_Stored records_.
"""
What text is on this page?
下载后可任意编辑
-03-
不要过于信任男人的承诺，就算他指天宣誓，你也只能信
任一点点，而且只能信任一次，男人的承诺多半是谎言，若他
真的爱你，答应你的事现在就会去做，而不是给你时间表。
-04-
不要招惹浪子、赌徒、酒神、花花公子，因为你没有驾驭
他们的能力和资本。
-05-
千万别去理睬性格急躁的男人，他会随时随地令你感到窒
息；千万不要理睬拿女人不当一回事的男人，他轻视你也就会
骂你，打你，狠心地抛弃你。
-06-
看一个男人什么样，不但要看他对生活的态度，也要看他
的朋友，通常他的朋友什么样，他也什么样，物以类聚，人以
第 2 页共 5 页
"""
"""
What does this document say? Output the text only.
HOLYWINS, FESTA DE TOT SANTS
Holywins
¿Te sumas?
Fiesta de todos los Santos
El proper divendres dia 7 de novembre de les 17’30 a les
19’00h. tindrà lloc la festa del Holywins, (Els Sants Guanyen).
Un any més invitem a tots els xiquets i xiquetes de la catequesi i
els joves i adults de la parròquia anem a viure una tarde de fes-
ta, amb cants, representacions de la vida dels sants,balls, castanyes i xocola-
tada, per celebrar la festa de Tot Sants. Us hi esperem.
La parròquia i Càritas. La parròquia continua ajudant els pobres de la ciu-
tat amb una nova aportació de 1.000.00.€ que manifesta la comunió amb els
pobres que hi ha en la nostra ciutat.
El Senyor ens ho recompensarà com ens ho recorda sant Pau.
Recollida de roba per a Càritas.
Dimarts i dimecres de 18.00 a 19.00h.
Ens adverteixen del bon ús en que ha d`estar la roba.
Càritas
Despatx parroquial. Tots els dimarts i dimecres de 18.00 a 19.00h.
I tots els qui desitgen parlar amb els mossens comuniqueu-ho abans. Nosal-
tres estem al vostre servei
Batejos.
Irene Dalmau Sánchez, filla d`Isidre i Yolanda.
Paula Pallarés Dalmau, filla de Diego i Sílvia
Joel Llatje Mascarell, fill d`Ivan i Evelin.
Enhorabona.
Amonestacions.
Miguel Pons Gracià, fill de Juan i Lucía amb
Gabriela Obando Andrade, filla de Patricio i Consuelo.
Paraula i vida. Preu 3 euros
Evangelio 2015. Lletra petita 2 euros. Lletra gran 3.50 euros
"""
_Goal of the exercise_.
Look through the entries above. Extract each line with the word "pobres".

_Output_.
La parròquia i Càritas. La parròquia continua ajudant els pobres de la ciu-
pobres que hi ha en la nostra ciutat.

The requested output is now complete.